» Instructions to follow: Reproduce each line of the listing exactly.

--- begin ---

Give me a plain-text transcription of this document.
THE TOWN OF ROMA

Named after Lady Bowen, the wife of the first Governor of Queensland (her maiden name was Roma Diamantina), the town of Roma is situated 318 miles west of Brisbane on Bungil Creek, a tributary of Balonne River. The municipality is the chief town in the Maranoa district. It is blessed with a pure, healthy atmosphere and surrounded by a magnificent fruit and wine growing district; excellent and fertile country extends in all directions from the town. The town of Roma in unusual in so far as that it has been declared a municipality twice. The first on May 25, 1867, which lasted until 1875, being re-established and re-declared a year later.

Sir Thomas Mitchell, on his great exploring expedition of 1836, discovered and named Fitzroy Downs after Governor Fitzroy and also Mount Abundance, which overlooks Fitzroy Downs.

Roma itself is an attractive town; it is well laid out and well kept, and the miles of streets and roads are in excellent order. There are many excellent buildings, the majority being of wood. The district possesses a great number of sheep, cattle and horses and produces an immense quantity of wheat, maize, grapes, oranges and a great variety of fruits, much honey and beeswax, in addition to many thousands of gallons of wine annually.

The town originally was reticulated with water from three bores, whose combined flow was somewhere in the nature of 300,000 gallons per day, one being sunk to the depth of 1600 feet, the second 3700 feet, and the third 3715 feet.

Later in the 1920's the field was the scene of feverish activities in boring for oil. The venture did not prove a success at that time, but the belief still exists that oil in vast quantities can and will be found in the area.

--- end ---

» Exercise output:
Give me a plain-text transcription of this document.
THE TOWN OF ROMA

Named after Lady Bowen, the wife of the first Governor of Queensland (her maiden name was Roma Diamantina), the town of Roma is situated 318 miles west of Brisbane on Bungil Creek, a tributary of Balonne River. The municipality is the chief town in the Maranoa district. It is blessed with a pure, healthy atmosphere and surrounded by a magnificent fruit and wine growing district; excellent and fertile country extends in all directions from the town. The town of Roma in unusual in so far as that it has been declared a municipality twice. The first on May 25, 1867, which lasted until 1875, being re-established and re-declared a year later.

Sir Thomas Mitchell, on his great exploring expedition of 1836, discovered and named Fitzroy Downs after Governor Fitzroy and also Mount Abundance, which overlooks Fitzroy Downs.

Roma itself is an attractive town; it is well laid out and well kept, and the miles of streets and roads are in excellent order. There are many excellent buildings, the majority being of wood. The district possesses a great number of sheep, cattle and horses and produces an immense quantity of wheat, maize, grapes, oranges and a great variety of fruits, much honey and beeswax, in addition to many thousands of gallons of wine annually.

The town originally was reticulated with water from three bores, whose combined flow was somewhere in the nature of 300,000 gallons per day, one being sunk to the depth of 1600 feet, the second 3700 feet, and the third 3715 feet.

Later in the 1920's the field was the scene of feverish activities in boring for oil. The venture did not prove a success at that time, but the belief still exists that oil in vast quantities can and will be found in the area.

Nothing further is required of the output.